— Begin MATERIALS PROVIDED —
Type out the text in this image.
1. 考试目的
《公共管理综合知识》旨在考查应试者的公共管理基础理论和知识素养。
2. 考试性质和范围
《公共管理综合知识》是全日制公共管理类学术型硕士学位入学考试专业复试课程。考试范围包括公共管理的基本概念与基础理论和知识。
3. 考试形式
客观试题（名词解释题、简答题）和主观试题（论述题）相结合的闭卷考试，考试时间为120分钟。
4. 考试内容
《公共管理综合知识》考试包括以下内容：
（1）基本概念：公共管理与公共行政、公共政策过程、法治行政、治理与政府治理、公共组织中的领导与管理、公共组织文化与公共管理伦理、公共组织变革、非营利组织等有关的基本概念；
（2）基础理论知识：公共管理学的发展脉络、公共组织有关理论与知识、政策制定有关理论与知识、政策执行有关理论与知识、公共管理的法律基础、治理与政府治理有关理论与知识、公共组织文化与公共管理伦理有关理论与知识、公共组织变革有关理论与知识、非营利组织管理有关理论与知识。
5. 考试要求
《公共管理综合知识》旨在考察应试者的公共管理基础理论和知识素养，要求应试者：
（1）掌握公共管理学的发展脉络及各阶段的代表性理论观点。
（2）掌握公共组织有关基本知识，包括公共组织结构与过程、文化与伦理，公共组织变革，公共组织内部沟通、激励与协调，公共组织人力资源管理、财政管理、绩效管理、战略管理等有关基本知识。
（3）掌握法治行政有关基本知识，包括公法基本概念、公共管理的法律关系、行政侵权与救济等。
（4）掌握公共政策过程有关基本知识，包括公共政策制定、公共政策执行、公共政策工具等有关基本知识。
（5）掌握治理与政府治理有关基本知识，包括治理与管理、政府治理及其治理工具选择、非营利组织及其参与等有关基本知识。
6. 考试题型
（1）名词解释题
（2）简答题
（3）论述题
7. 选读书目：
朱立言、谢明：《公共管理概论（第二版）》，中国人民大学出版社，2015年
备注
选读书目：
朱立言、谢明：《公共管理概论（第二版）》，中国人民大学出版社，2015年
— End MATERIALS PROVIDED —
STATED PROBLEM: Pull out the lines above in which the word "名词解释题" appears.

WORKED ANSWER:
客观试题（名词解释题、简答题）和主观试题（论述题）相结合的闭卷考试，考试时间为120分钟。
（1）名词解释题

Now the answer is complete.